### WHAT IS BEING ASKED
Skip the pictures and repeat each line of the data exactly.

### INFORMATION PROVIDED
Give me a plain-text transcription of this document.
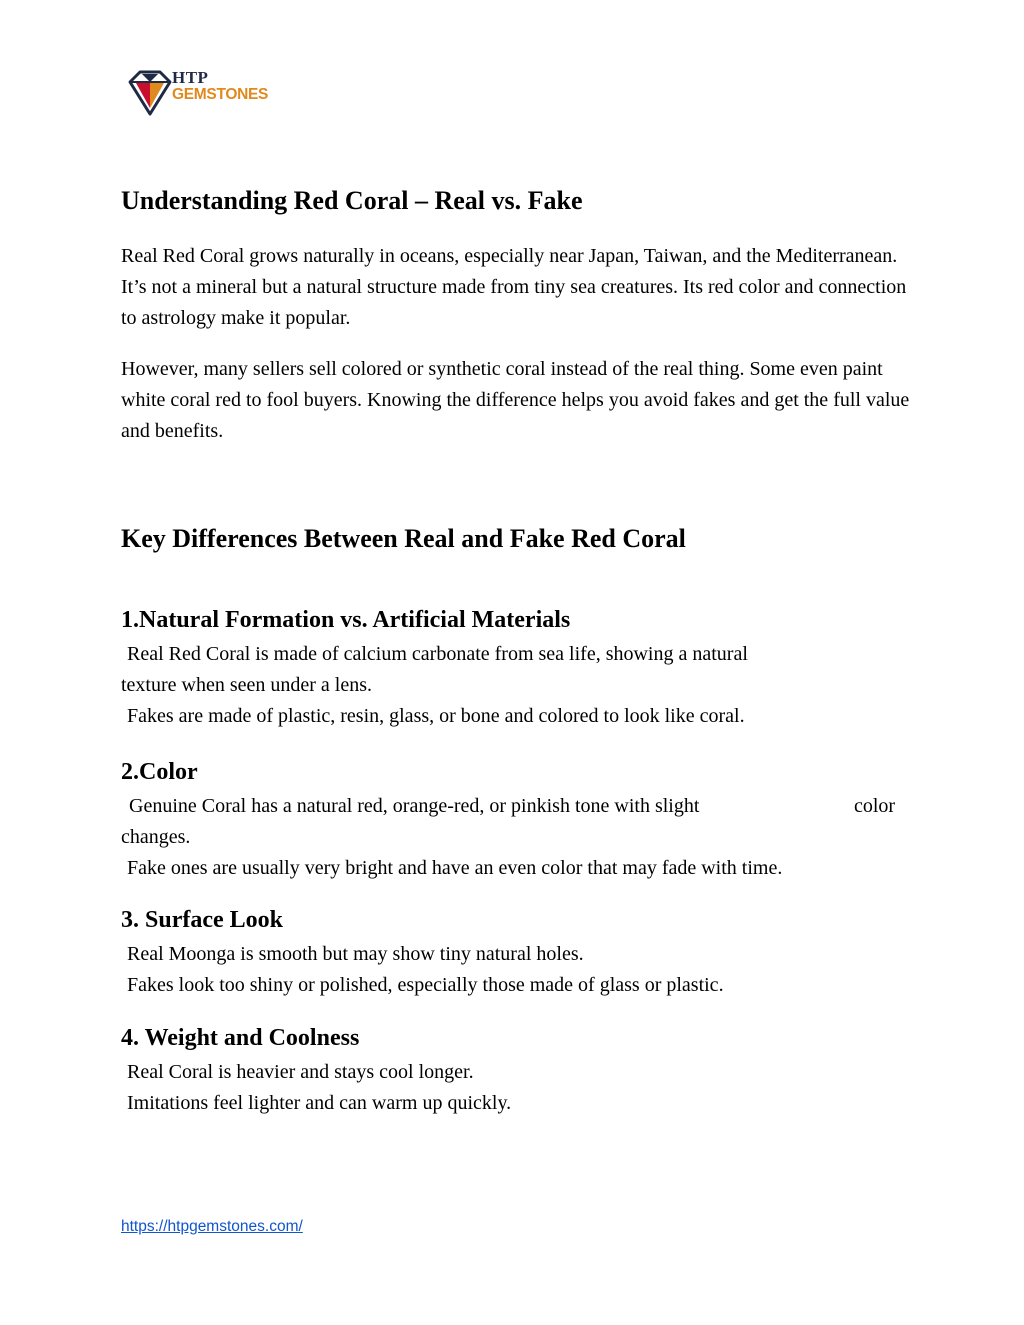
HTP
GEMSTONES
Understanding Red Coral – Real vs. Fake

Real Red Coral grows naturally in oceans, especially near Japan, Taiwan, and the Mediterranean. It’s not a mineral but a natural structure made from tiny sea creatures. Its red color and connection to astrology make it popular.

However, many sellers sell colored or synthetic coral instead of the real thing. Some even paint white coral red to fool buyers. Knowing the difference helps you avoid fakes and get the full value and benefits.

Key Differences Between Real and Fake Red Coral
1.Natural Formation vs. Artificial Materials

Real Red Coral is made of calcium carbonate from sea life, showing a natural

texture when seen under a lens.

Fakes are made of plastic, resin, glass, or bone and colored to look like coral.

2.Color

Genuine Coral has a natural red, orange-red, or pinkish tone with slight	color

changes.

Fake ones are usually very bright and have an even color that may fade with time.

3. Surface Look

Real Moonga is smooth but may show tiny natural holes.

Fakes look too shiny or polished, especially those made of glass or plastic.

4. Weight and Coolness

Real Coral is heavier and stays cool longer.

Imitations feel lighter and can warm up quickly.

https://htpgemstones.com/
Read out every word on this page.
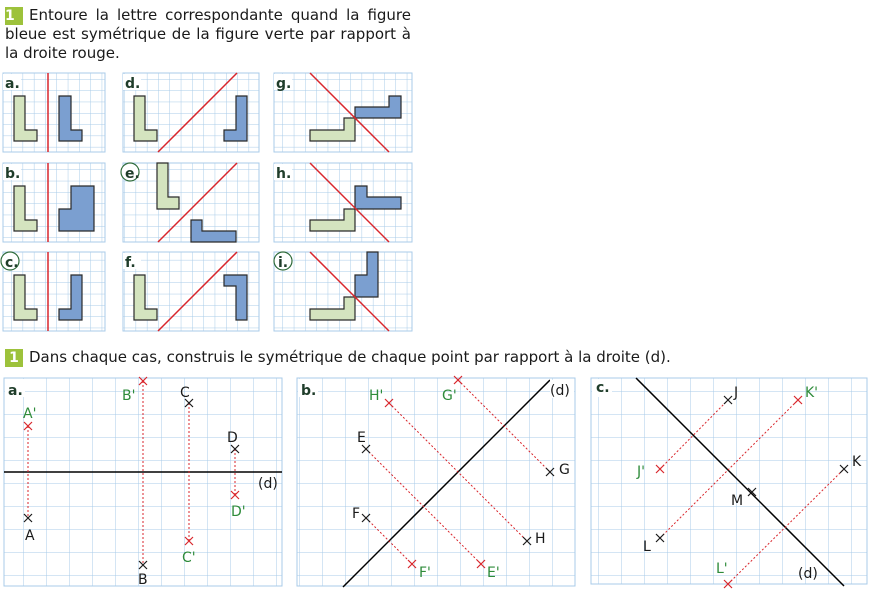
1 Entoure la lettre correspondante quand la figure bleue est symétrique de la figure verte par rapport à la droite rouge.
1 Dans chaque cas, construis le symétrique de chaque point par rapport à la droite (d).
a.	d.	g.
b.	e.	h.
c.	f.	i.
a.
(d)
A
B
C
D
A'
B'
C'
D'
b.	(d)
E
F
G
H
E'
F'
G'
H'	c.
(d)
J
K
L
M
J'
K'
L'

### WRITTEN REPLY
Give me a plain-text transcription of this document.
HTP
GEMSTONES
Understanding Red Coral – Real vs. Fake

Real Red Coral grows naturally in oceans, especially near Japan, Taiwan, and the Mediterranean. It’s not a mineral but a natural structure made from tiny sea creatures. Its red color and connection to astrology make it popular.

However, many sellers sell colored or synthetic coral instead of the real thing. Some even paint white coral red to fool buyers. Knowing the difference helps you avoid fakes and get the full value and benefits.

Key Differences Between Real and Fake Red Coral
1.Natural Formation vs. Artificial Materials

Real Red Coral is made of calcium carbonate from sea life, showing a natural

texture when seen under a lens.

Fakes are made of plastic, resin, glass, or bone and colored to look like coral.

2.Color

Genuine Coral has a natural red, orange-red, or pinkish tone with slight	color

changes.

Fake ones are usually very bright and have an even color that may fade with time.

3. Surface Look

Real Moonga is smooth but may show tiny natural holes.

Fakes look too shiny or polished, especially those made of glass or plastic.

4. Weight and Coolness

Real Coral is heavier and stays cool longer.

Imitations feel lighter and can warm up quickly.

https://htpgemstones.com/
Read out every word on this page.
1 Entoure la lettre correspondante quand la figure bleue est symétrique de la figure verte par rapport à la droite rouge.
1 Dans chaque cas, construis le symétrique de chaque point par rapport à la droite (d).
a.	d.	g.
b.	e.	h.
c.	f.	i.
a.
(d)
A
B
C
D
A'
B'
C'
D'
b.	(d)
E
F
G
H
E'
F'
G'
H'	c.
(d)
J
K
L
M
J'
K'
L'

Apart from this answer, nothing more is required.